Entries from a visual dataset
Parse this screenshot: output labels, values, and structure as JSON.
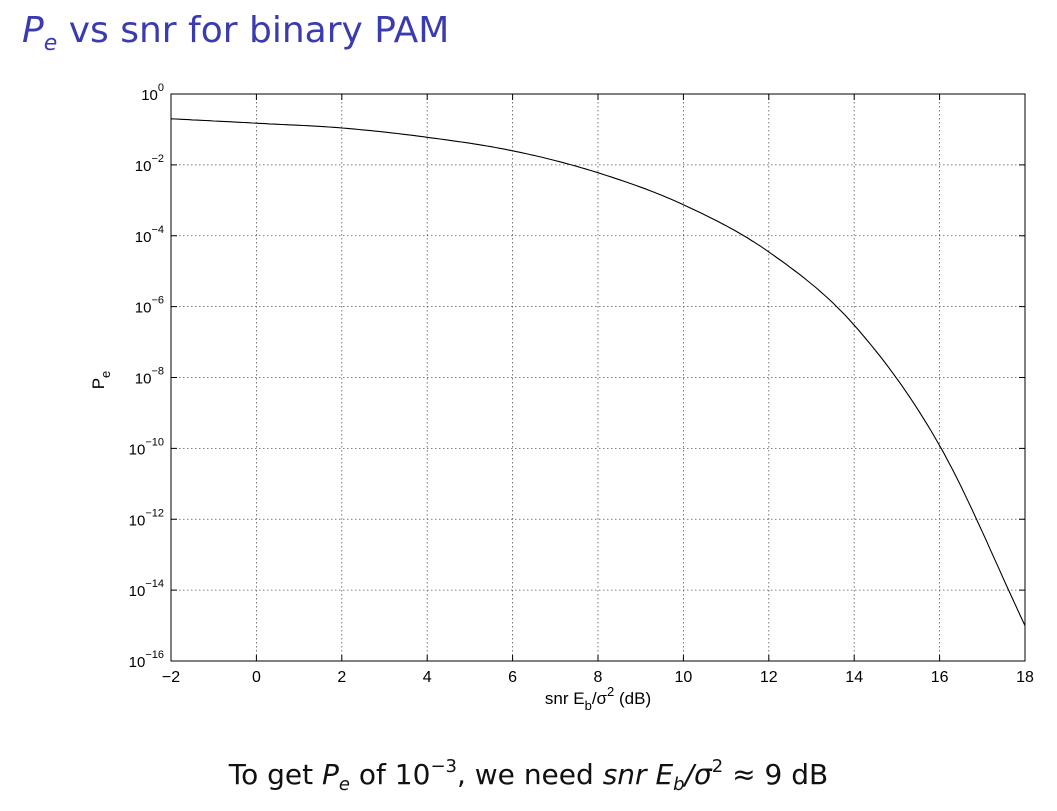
{
  "slide": {
    "title_sym": "P",
    "title_sub": "e",
    "title_rest": "vs snr for binary PAM",
    "caption": {
      "pre": "To get",
      "sym": "P",
      "sub": "e",
      "mid": "of 10",
      "exp": "−3",
      "mid2": ", we need",
      "snr": "snr",
      "eb": "E",
      "eb_sub": "b",
      "slash": "/σ",
      "sig_exp": "2",
      "post": "≈ 9 dB"
    },
    "title_color": "#3b3bb0"
  },
  "chart_data": {
    "type": "line",
    "y_scale": "log",
    "xlim": [
      -2,
      18
    ],
    "ylim_exponent": [
      -16,
      0
    ],
    "x_ticks": [
      -2,
      0,
      2,
      4,
      6,
      8,
      10,
      12,
      14,
      16,
      18
    ],
    "x_tick_labels": [
      "−2",
      "0",
      "2",
      "4",
      "6",
      "8",
      "10",
      "12",
      "14",
      "16",
      "18"
    ],
    "y_tick_exponents": [
      0,
      -2,
      -4,
      -6,
      -8,
      -10,
      -12,
      -14,
      -16
    ],
    "y_tick_exponent_labels": [
      "0",
      "−2",
      "−4",
      "−6",
      "−8",
      "−10",
      "−12",
      "−14",
      "−16"
    ],
    "y_tick_base": "10",
    "grid": true,
    "xlabel": {
      "pre": "snr E",
      "sub": "b",
      "mid": "/σ",
      "sup": "2",
      "post": " (dB)"
    },
    "ylabel": {
      "main": "P",
      "sub": "e"
    },
    "series": [
      {
        "x": [
          -2,
          0,
          2,
          4,
          6,
          8,
          10,
          12,
          14,
          16,
          18
        ],
        "y": [
          0.2,
          0.15,
          0.11,
          0.06,
          0.025,
          0.006,
          0.00075,
          3.5e-05,
          3e-07,
          1.2e-10,
          1e-15
        ]
      }
    ]
  }
}
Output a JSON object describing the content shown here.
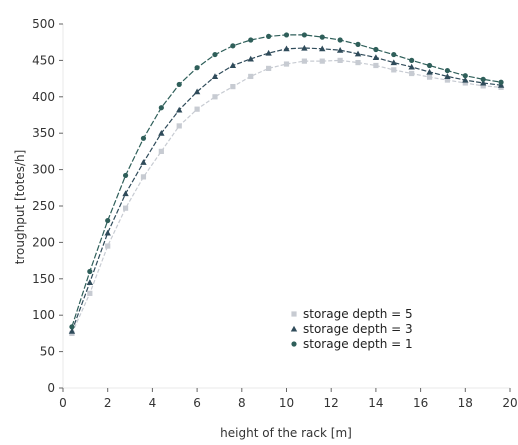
{
  "chart_data": {
    "type": "line",
    "xlabel": "height of the rack [m]",
    "ylabel": "troughput [totes/h]",
    "xlim": [
      0,
      20
    ],
    "ylim": [
      0,
      500
    ],
    "xticks": [
      0,
      2,
      4,
      6,
      8,
      10,
      12,
      14,
      16,
      18,
      20
    ],
    "yticks": [
      0,
      50,
      100,
      150,
      200,
      250,
      300,
      350,
      400,
      450,
      500
    ],
    "legend_position": "lower-right",
    "grid": false,
    "series": [
      {
        "name": "storage depth = 5",
        "marker": "square",
        "color": "#c7cbd2",
        "x": [
          0.4,
          1.2,
          2.0,
          2.8,
          3.6,
          4.4,
          5.2,
          6.0,
          6.8,
          7.6,
          8.4,
          9.2,
          10.0,
          10.8,
          11.6,
          12.4,
          13.2,
          14.0,
          14.8,
          15.6,
          16.4,
          17.2,
          18.0,
          18.8,
          19.6
        ],
        "values": [
          75,
          130,
          195,
          247,
          290,
          325,
          360,
          383,
          400,
          414,
          428,
          439,
          445,
          449,
          449,
          450,
          447,
          443,
          437,
          432,
          427,
          423,
          419,
          415,
          413
        ]
      },
      {
        "name": "storage depth = 3",
        "marker": "triangle",
        "color": "#2f4b5a",
        "x": [
          0.4,
          1.2,
          2.0,
          2.8,
          3.6,
          4.4,
          5.2,
          6.0,
          6.8,
          7.6,
          8.4,
          9.2,
          10.0,
          10.8,
          11.6,
          12.4,
          13.2,
          14.0,
          14.8,
          15.6,
          16.4,
          17.2,
          18.0,
          18.8,
          19.6
        ],
        "values": [
          78,
          145,
          213,
          267,
          310,
          350,
          382,
          407,
          428,
          443,
          452,
          460,
          466,
          467,
          466,
          464,
          459,
          454,
          447,
          441,
          434,
          428,
          423,
          419,
          416
        ]
      },
      {
        "name": "storage depth = 1",
        "marker": "circle",
        "color": "#2f5f5a",
        "x": [
          0.4,
          1.2,
          2.0,
          2.8,
          3.6,
          4.4,
          5.2,
          6.0,
          6.8,
          7.6,
          8.4,
          9.2,
          10.0,
          10.8,
          11.6,
          12.4,
          13.2,
          14.0,
          14.8,
          15.6,
          16.4,
          17.2,
          18.0,
          18.8,
          19.6
        ],
        "values": [
          84,
          160,
          230,
          292,
          343,
          385,
          417,
          440,
          458,
          470,
          478,
          483,
          485,
          485,
          482,
          478,
          472,
          465,
          458,
          450,
          443,
          436,
          429,
          424,
          420
        ]
      }
    ]
  }
}
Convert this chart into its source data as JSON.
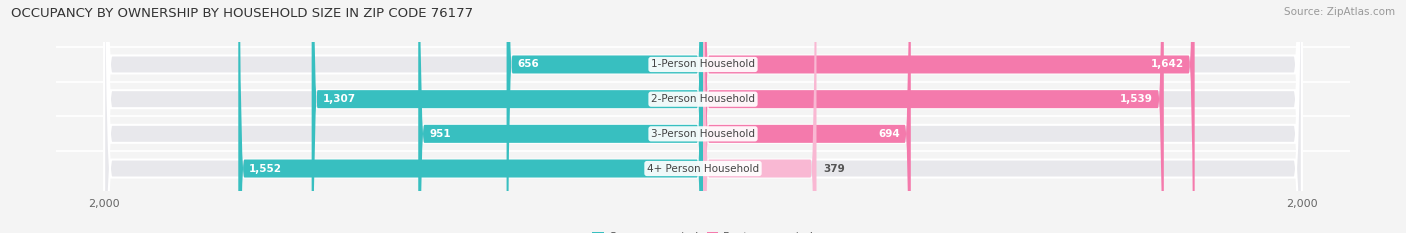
{
  "title": "OCCUPANCY BY OWNERSHIP BY HOUSEHOLD SIZE IN ZIP CODE 76177",
  "source": "Source: ZipAtlas.com",
  "categories": [
    "1-Person Household",
    "2-Person Household",
    "3-Person Household",
    "4+ Person Household"
  ],
  "owner_values": [
    656,
    1307,
    951,
    1552
  ],
  "renter_values": [
    1642,
    1539,
    694,
    379
  ],
  "max_val": 2000,
  "owner_color": "#38bfc0",
  "renter_color": "#f47aac",
  "renter_color_light": "#f9b8d3",
  "bg_color": "#f4f4f4",
  "bar_bg_color": "#e8e8ec",
  "title_fontsize": 9.5,
  "source_fontsize": 7.5,
  "label_fontsize": 7.5,
  "value_fontsize": 7.5,
  "axis_label_fontsize": 8,
  "legend_fontsize": 8
}
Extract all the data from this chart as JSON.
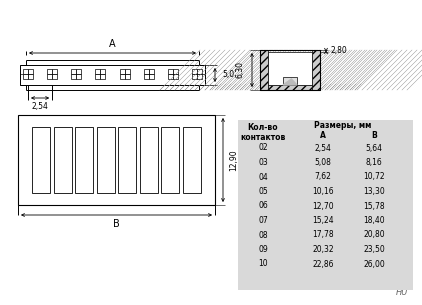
{
  "bg_color": "#ffffff",
  "line_color": "#000000",
  "table_bg": "#d9d9d9",
  "table_headers": [
    "Кол-во\nконтактов",
    "Размеры, мм\nA",
    "B"
  ],
  "table_col1": [
    "02",
    "03",
    "04",
    "05",
    "06",
    "07",
    "08",
    "09",
    "10"
  ],
  "table_col_A": [
    "2,54",
    "5,08",
    "7,62",
    "10,16",
    "12,70",
    "15,24",
    "17,78",
    "20,32",
    "22,86"
  ],
  "table_col_B": [
    "5,64",
    "8,16",
    "10,72",
    "13,30",
    "15,78",
    "18,40",
    "20,80",
    "23,50",
    "26,00"
  ],
  "dim_5_0": "5,0",
  "dim_6_30": "6,30",
  "dim_2_80": "2,80",
  "dim_2_54": "2,54",
  "dim_12_90": "12,90",
  "label_A": "A",
  "label_B": "B",
  "watermark": "HU"
}
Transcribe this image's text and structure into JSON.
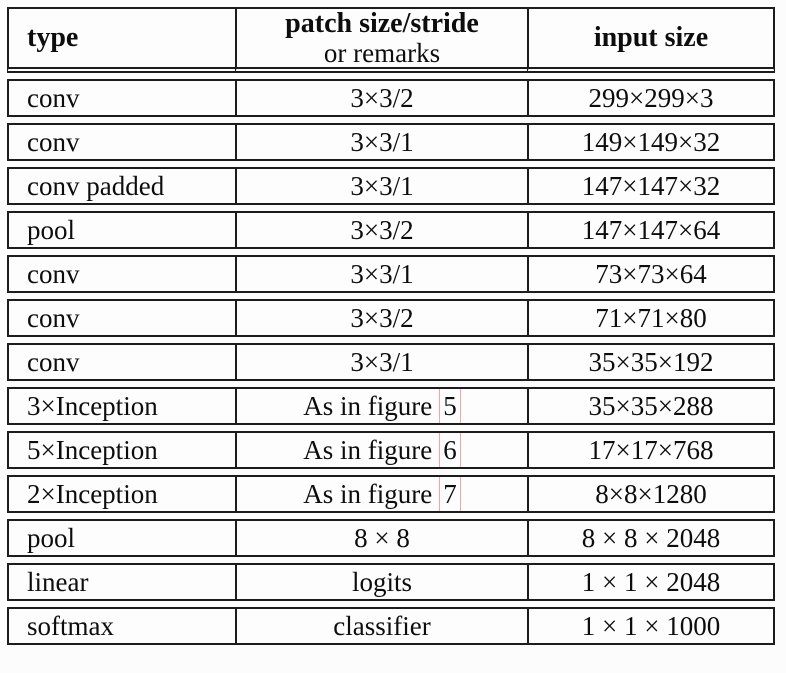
{
  "table": {
    "columns": {
      "type_label": "type",
      "patch_label": "patch size/stride",
      "patch_sublabel": "or remarks",
      "input_label": "input size"
    },
    "link_box_color": "#f3a6a6",
    "rows": [
      {
        "type": "conv",
        "patch": "3×3/2",
        "input": "299×299×3"
      },
      {
        "type": "conv",
        "patch": "3×3/1",
        "input": "149×149×32"
      },
      {
        "type": "conv padded",
        "patch": "3×3/1",
        "input": "147×147×32"
      },
      {
        "type": "pool",
        "patch": "3×3/2",
        "input": "147×147×64"
      },
      {
        "type": "conv",
        "patch": "3×3/1",
        "input": "73×73×64"
      },
      {
        "type": "conv",
        "patch": "3×3/2",
        "input": "71×71×80"
      },
      {
        "type": "conv",
        "patch": "3×3/1",
        "input": "35×35×192"
      },
      {
        "type": "3×Inception",
        "patch": "As in figure",
        "figure_ref": "5",
        "input": "35×35×288"
      },
      {
        "type": "5×Inception",
        "patch": "As in figure",
        "figure_ref": "6",
        "input": "17×17×768"
      },
      {
        "type": "2×Inception",
        "patch": "As in figure",
        "figure_ref": "7",
        "input": "8×8×1280"
      },
      {
        "type": "pool",
        "patch": "8 × 8",
        "input": "8 × 8 × 2048"
      },
      {
        "type": "linear",
        "patch": "logits",
        "input": "1 × 1 × 2048"
      },
      {
        "type": "softmax",
        "patch": "classifier",
        "input": "1 × 1 × 1000"
      }
    ]
  }
}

WHAT IS EXPECTED>
Go over the data above and copy every line that has the word "JSON" in it.

CORRECT RESPONSE>
Parse this screenshot: output labels, values, and structure as JSON.
Output a JSON object describing the content shown here.
Convert this chart into its source data as JSON.
Extract all the data from this chart as JSON.
Transcribe this image's text and structure into JSON.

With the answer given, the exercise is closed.